### Recorded information ###
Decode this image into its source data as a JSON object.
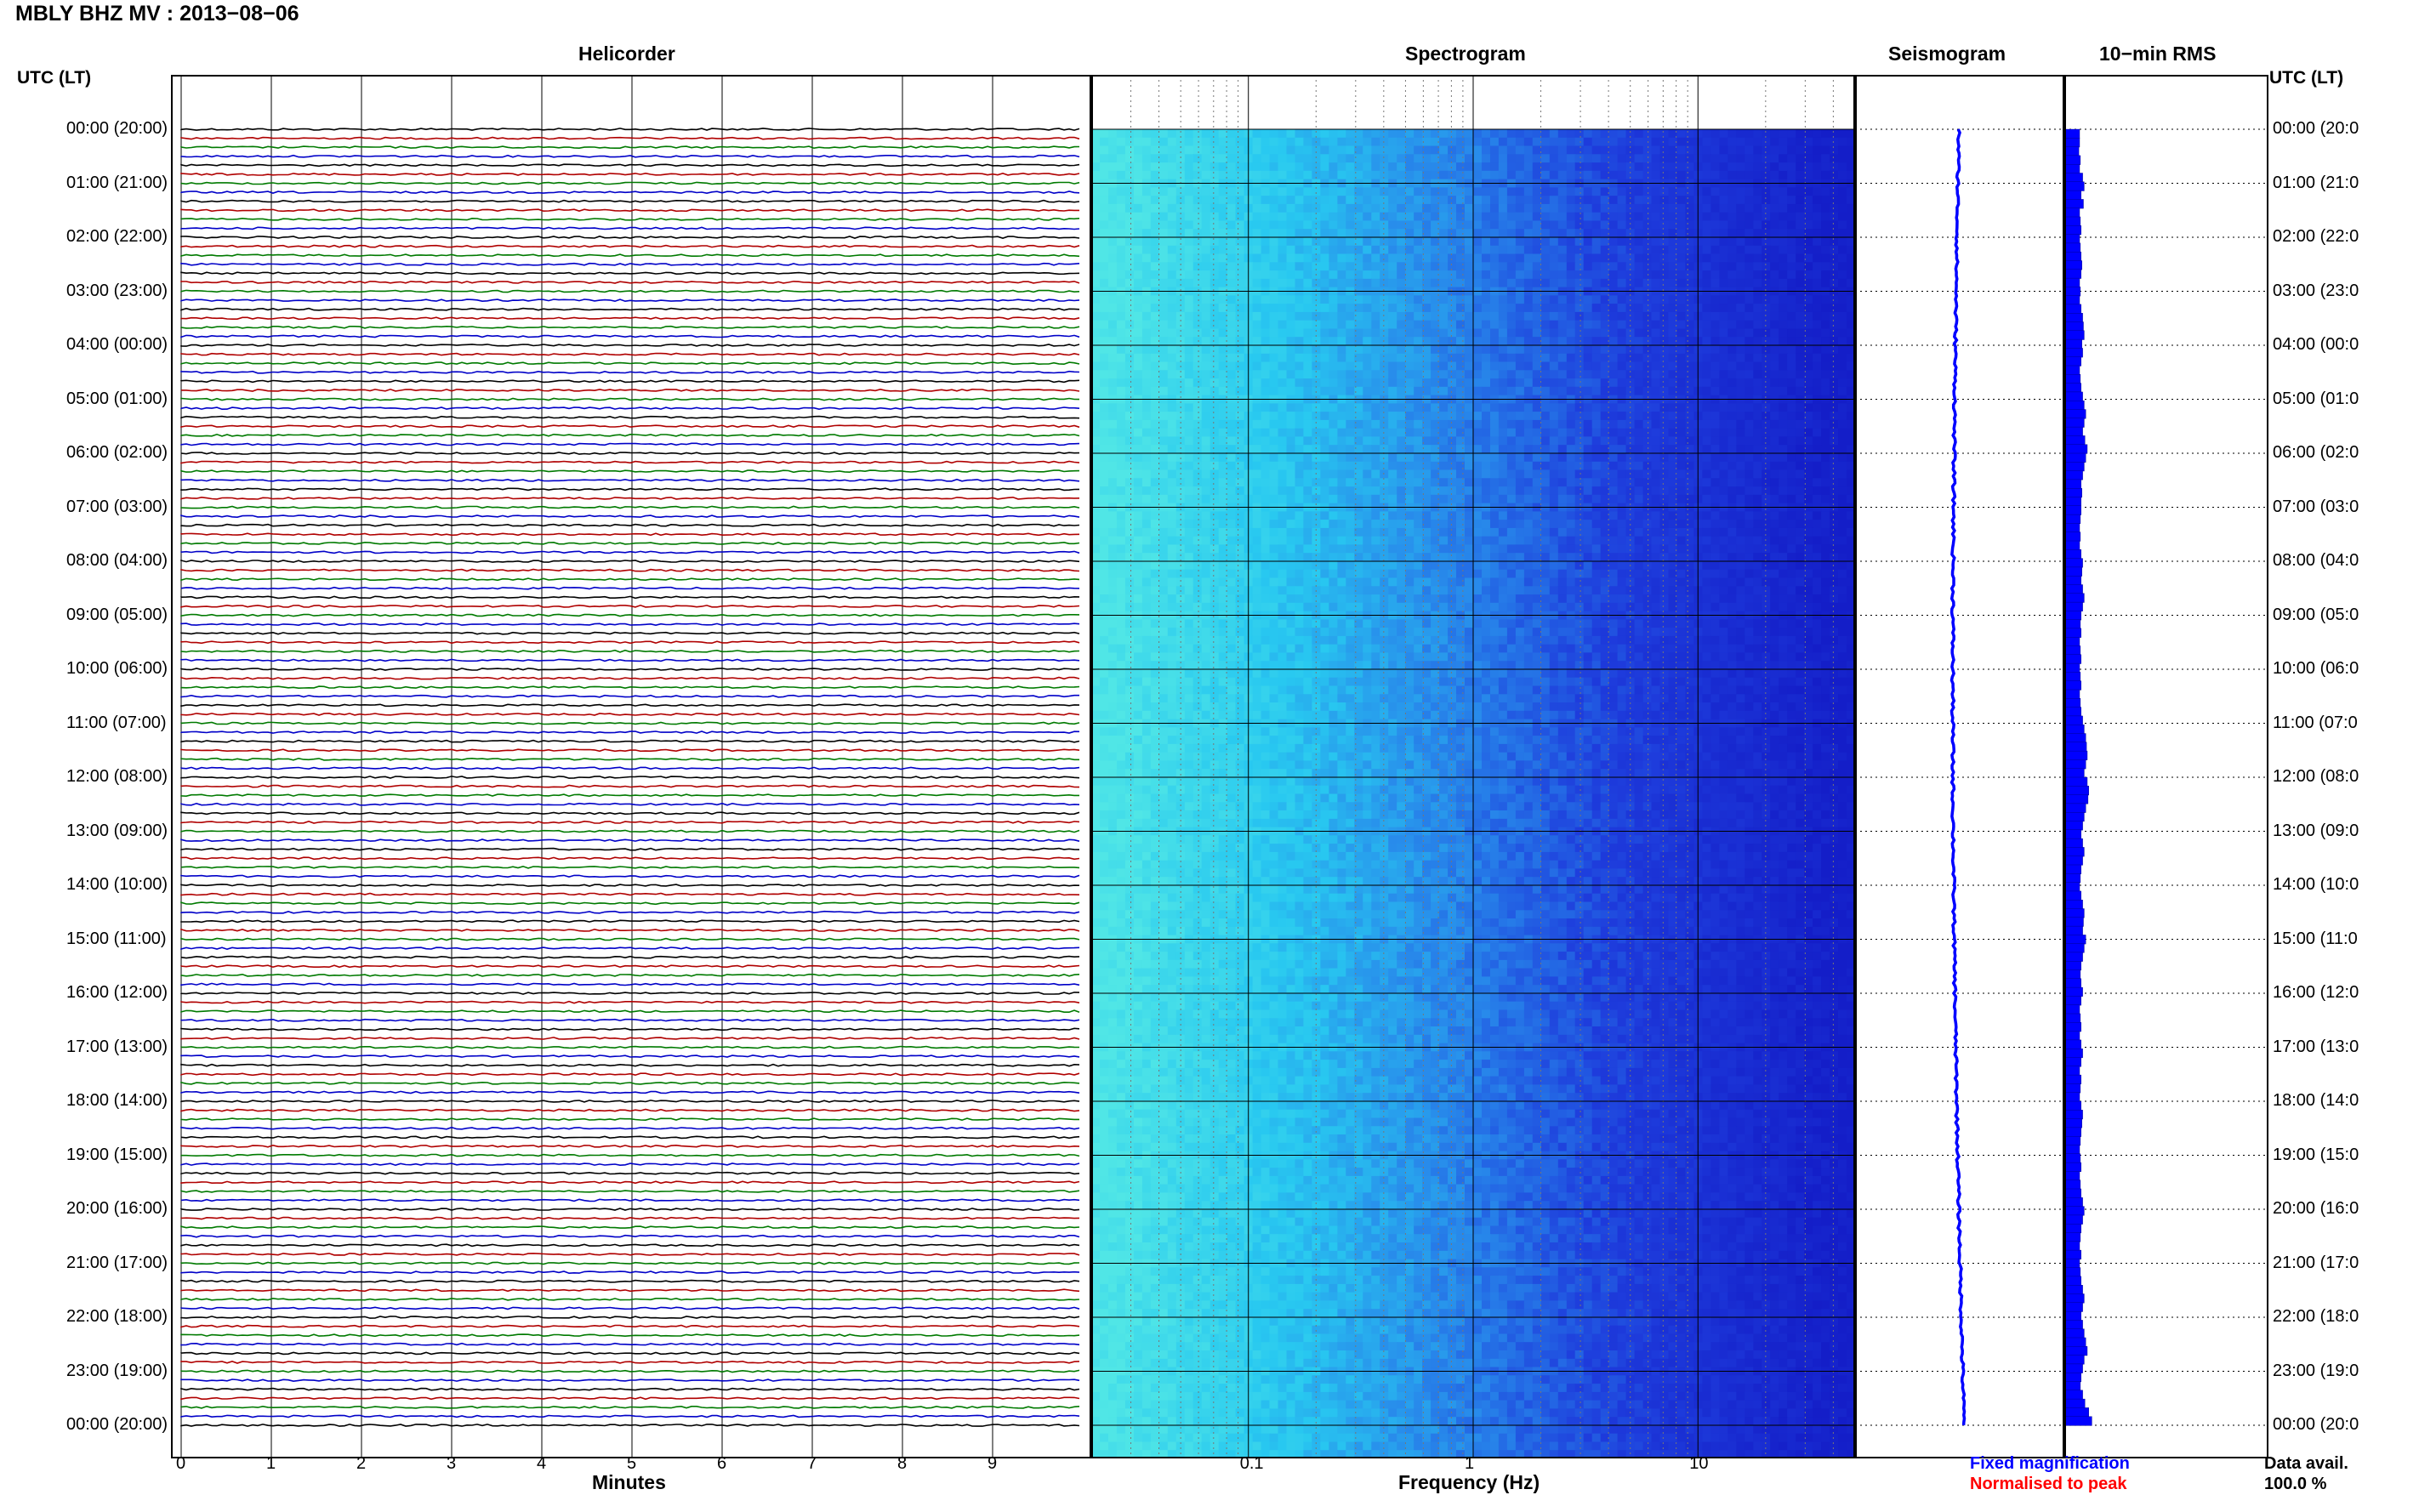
{
  "title": "MBLY BHZ MV : 2013−08−06",
  "panels": {
    "helicorder": "Helicorder",
    "spectrogram": "Spectrogram",
    "seismogram": "Seismogram",
    "rms": "10−min RMS"
  },
  "axis_left_label": "UTC (LT)",
  "axis_right_label": "UTC (LT)",
  "time_labels": [
    "00:00 (20:00)",
    "01:00 (21:00)",
    "02:00 (22:00)",
    "03:00 (23:00)",
    "04:00 (00:00)",
    "05:00 (01:00)",
    "06:00 (02:00)",
    "07:00 (03:00)",
    "08:00 (04:00)",
    "09:00 (05:00)",
    "10:00 (06:00)",
    "11:00 (07:00)",
    "12:00 (08:00)",
    "13:00 (09:00)",
    "14:00 (10:00)",
    "15:00 (11:00)",
    "16:00 (12:00)",
    "17:00 (13:00)",
    "18:00 (14:00)",
    "19:00 (15:00)",
    "20:00 (16:00)",
    "21:00 (17:00)",
    "22:00 (18:00)",
    "23:00 (19:00)",
    "00:00 (20:00)"
  ],
  "time_labels_right": [
    "00:00 (20:0",
    "01:00 (21:0",
    "02:00 (22:0",
    "03:00 (23:0",
    "04:00 (00:0",
    "05:00 (01:0",
    "06:00 (02:0",
    "07:00 (03:0",
    "08:00 (04:0",
    "09:00 (05:0",
    "10:00 (06:0",
    "11:00 (07:0",
    "12:00 (08:0",
    "13:00 (09:0",
    "14:00 (10:0",
    "15:00 (11:0",
    "16:00 (12:0",
    "17:00 (13:0",
    "18:00 (14:0",
    "19:00 (15:0",
    "20:00 (16:0",
    "21:00 (17:0",
    "22:00 (18:0",
    "23:00 (19:0",
    "00:00 (20:0"
  ],
  "legend": {
    "fixed": "Fixed magnification",
    "normalised": "Normalised to peak",
    "data_avail_label": "Data avail.",
    "data_avail_value": "100.0 %"
  },
  "colors": {
    "trace_cycle": [
      "#000000",
      "#b00000",
      "#007a00",
      "#0000c8"
    ],
    "fixed": "#0000ff",
    "normalised": "#ff0000",
    "rms_bar": "#0000ff"
  },
  "chart_data": [
    {
      "type": "line",
      "name": "helicorder",
      "title": "Helicorder",
      "xlabel": "Minutes",
      "ylabel": "UTC (LT)",
      "x_ticks": [
        "0",
        "1",
        "2",
        "3",
        "4",
        "5",
        "6",
        "7",
        "8",
        "9"
      ],
      "xlim": [
        0,
        10
      ],
      "rows_per_hour": 6,
      "hours": 24
    },
    {
      "type": "heatmap",
      "name": "spectrogram",
      "title": "Spectrogram",
      "xlabel": "Frequency (Hz)",
      "x_scale": "log",
      "x_ticks": [
        "0.1",
        "1",
        "10"
      ],
      "xlim": [
        0.02,
        50
      ]
    },
    {
      "type": "line",
      "name": "seismogram",
      "title": "Seismogram"
    },
    {
      "type": "bar",
      "name": "rms",
      "title": "10−min RMS",
      "values": [
        1.0,
        1.0,
        0.95,
        1.05,
        1.0,
        1.2,
        1.3,
        1.1,
        1.25,
        1.0,
        1.05,
        1.1,
        1.0,
        1.05,
        1.1,
        1.15,
        1.1,
        1.0,
        1.05,
        1.0,
        1.1,
        1.2,
        1.25,
        1.3,
        1.15,
        1.2,
        1.1,
        1.0,
        1.05,
        1.1,
        1.2,
        1.3,
        1.4,
        1.3,
        1.2,
        1.35,
        1.5,
        1.4,
        1.3,
        1.2,
        1.1,
        1.15,
        1.1,
        1.1,
        1.05,
        1.0,
        1.05,
        1.0,
        1.1,
        1.2,
        1.15,
        1.1,
        1.2,
        1.3,
        1.2,
        1.1,
        1.05,
        1.1,
        1.0,
        1.05,
        1.1,
        1.0,
        1.05,
        1.1,
        1.0,
        1.05,
        1.1,
        1.2,
        1.3,
        1.4,
        1.45,
        1.5,
        1.4,
        1.3,
        1.5,
        1.6,
        1.55,
        1.4,
        1.3,
        1.2,
        1.1,
        1.2,
        1.3,
        1.2,
        1.1,
        1.05,
        1.0,
        1.1,
        1.2,
        1.3,
        1.25,
        1.2,
        1.4,
        1.3,
        1.2,
        1.1,
        1.05,
        1.1,
        1.2,
        1.1,
        1.0,
        1.05,
        1.1,
        1.0,
        1.1,
        1.2,
        1.1,
        1.0,
        1.1,
        1.05,
        1.0,
        1.1,
        1.2,
        1.15,
        1.1,
        1.05,
        1.0,
        1.05,
        1.1,
        1.0,
        1.05,
        1.1,
        1.2,
        1.3,
        1.2,
        1.1,
        1.05,
        1.0,
        1.1,
        1.0,
        1.05,
        1.1,
        1.2,
        1.3,
        1.2,
        1.1,
        1.2,
        1.3,
        1.4,
        1.5,
        1.3,
        1.2,
        1.1,
        1.05,
        1.2,
        1.35,
        1.6,
        1.8
      ]
    }
  ]
}
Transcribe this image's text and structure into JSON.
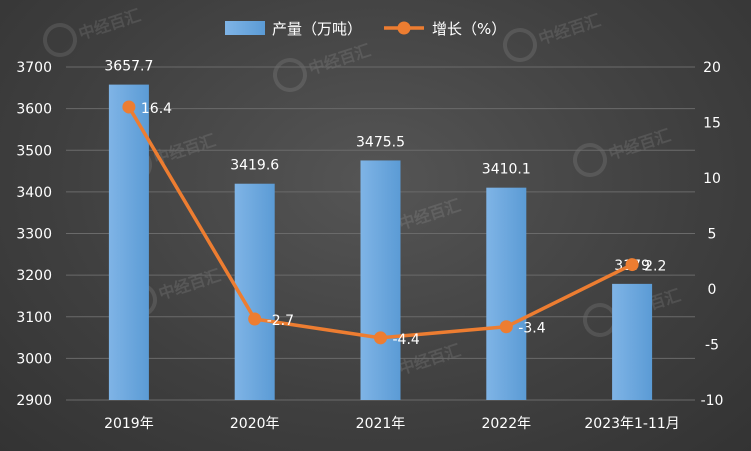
###
▶ Required task
Make an exact copy of the data, leaving its pictures out.

▶ Problem solution
Decode this image into its source data as a JSON object.
{
  "title": "MBLY BHZ MV : 2013−08−06",
  "panels": {
    "helicorder": "Helicorder",
    "spectrogram": "Spectrogram",
    "seismogram": "Seismogram",
    "rms": "10−min RMS"
  },
  "axis_left_label": "UTC (LT)",
  "axis_right_label": "UTC (LT)",
  "time_labels": [
    "00:00 (20:00)",
    "01:00 (21:00)",
    "02:00 (22:00)",
    "03:00 (23:00)",
    "04:00 (00:00)",
    "05:00 (01:00)",
    "06:00 (02:00)",
    "07:00 (03:00)",
    "08:00 (04:00)",
    "09:00 (05:00)",
    "10:00 (06:00)",
    "11:00 (07:00)",
    "12:00 (08:00)",
    "13:00 (09:00)",
    "14:00 (10:00)",
    "15:00 (11:00)",
    "16:00 (12:00)",
    "17:00 (13:00)",
    "18:00 (14:00)",
    "19:00 (15:00)",
    "20:00 (16:00)",
    "21:00 (17:00)",
    "22:00 (18:00)",
    "23:00 (19:00)",
    "00:00 (20:00)"
  ],
  "time_labels_right": [
    "00:00 (20:0",
    "01:00 (21:0",
    "02:00 (22:0",
    "03:00 (23:0",
    "04:00 (00:0",
    "05:00 (01:0",
    "06:00 (02:0",
    "07:00 (03:0",
    "08:00 (04:0",
    "09:00 (05:0",
    "10:00 (06:0",
    "11:00 (07:0",
    "12:00 (08:0",
    "13:00 (09:0",
    "14:00 (10:0",
    "15:00 (11:0",
    "16:00 (12:0",
    "17:00 (13:0",
    "18:00 (14:0",
    "19:00 (15:0",
    "20:00 (16:0",
    "21:00 (17:0",
    "22:00 (18:0",
    "23:00 (19:0",
    "00:00 (20:0"
  ],
  "legend": {
    "fixed": "Fixed magnification",
    "normalised": "Normalised to peak",
    "data_avail_label": "Data avail.",
    "data_avail_value": "100.0 %"
  },
  "colors": {
    "trace_cycle": [
      "#000000",
      "#b00000",
      "#007a00",
      "#0000c8"
    ],
    "fixed": "#0000ff",
    "normalised": "#ff0000",
    "rms_bar": "#0000ff"
  },
  "chart_data": [
    {
      "type": "line",
      "name": "helicorder",
      "title": "Helicorder",
      "xlabel": "Minutes",
      "ylabel": "UTC (LT)",
      "x_ticks": [
        "0",
        "1",
        "2",
        "3",
        "4",
        "5",
        "6",
        "7",
        "8",
        "9"
      ],
      "xlim": [
        0,
        10
      ],
      "rows_per_hour": 6,
      "hours": 24
    },
    {
      "type": "heatmap",
      "name": "spectrogram",
      "title": "Spectrogram",
      "xlabel": "Frequency (Hz)",
      "x_scale": "log",
      "x_ticks": [
        "0.1",
        "1",
        "10"
      ],
      "xlim": [
        0.02,
        50
      ]
    },
    {
      "type": "line",
      "name": "seismogram",
      "title": "Seismogram"
    },
    {
      "type": "bar",
      "name": "rms",
      "title": "10−min RMS",
      "values": [
        1.0,
        1.0,
        0.95,
        1.05,
        1.0,
        1.2,
        1.3,
        1.1,
        1.25,
        1.0,
        1.05,
        1.1,
        1.0,
        1.05,
        1.1,
        1.15,
        1.1,
        1.0,
        1.05,
        1.0,
        1.1,
        1.2,
        1.25,
        1.3,
        1.15,
        1.2,
        1.1,
        1.0,
        1.05,
        1.1,
        1.2,
        1.3,
        1.4,
        1.3,
        1.2,
        1.35,
        1.5,
        1.4,
        1.3,
        1.2,
        1.1,
        1.15,
        1.1,
        1.1,
        1.05,
        1.0,
        1.05,
        1.0,
        1.1,
        1.2,
        1.15,
        1.1,
        1.2,
        1.3,
        1.2,
        1.1,
        1.05,
        1.1,
        1.0,
        1.05,
        1.1,
        1.0,
        1.05,
        1.1,
        1.0,
        1.05,
        1.1,
        1.2,
        1.3,
        1.4,
        1.45,
        1.5,
        1.4,
        1.3,
        1.5,
        1.6,
        1.55,
        1.4,
        1.3,
        1.2,
        1.1,
        1.2,
        1.3,
        1.2,
        1.1,
        1.05,
        1.0,
        1.1,
        1.2,
        1.3,
        1.25,
        1.2,
        1.4,
        1.3,
        1.2,
        1.1,
        1.05,
        1.1,
        1.2,
        1.1,
        1.0,
        1.05,
        1.1,
        1.0,
        1.1,
        1.2,
        1.1,
        1.0,
        1.1,
        1.05,
        1.0,
        1.1,
        1.2,
        1.15,
        1.1,
        1.05,
        1.0,
        1.05,
        1.1,
        1.0,
        1.05,
        1.1,
        1.2,
        1.3,
        1.2,
        1.1,
        1.05,
        1.0,
        1.1,
        1.0,
        1.05,
        1.1,
        1.2,
        1.3,
        1.2,
        1.1,
        1.2,
        1.3,
        1.4,
        1.5,
        1.3,
        1.2,
        1.1,
        1.05,
        1.2,
        1.35,
        1.6,
        1.8
      ]
    }
  ]
}
Transcribe this image's text and structure into JSON.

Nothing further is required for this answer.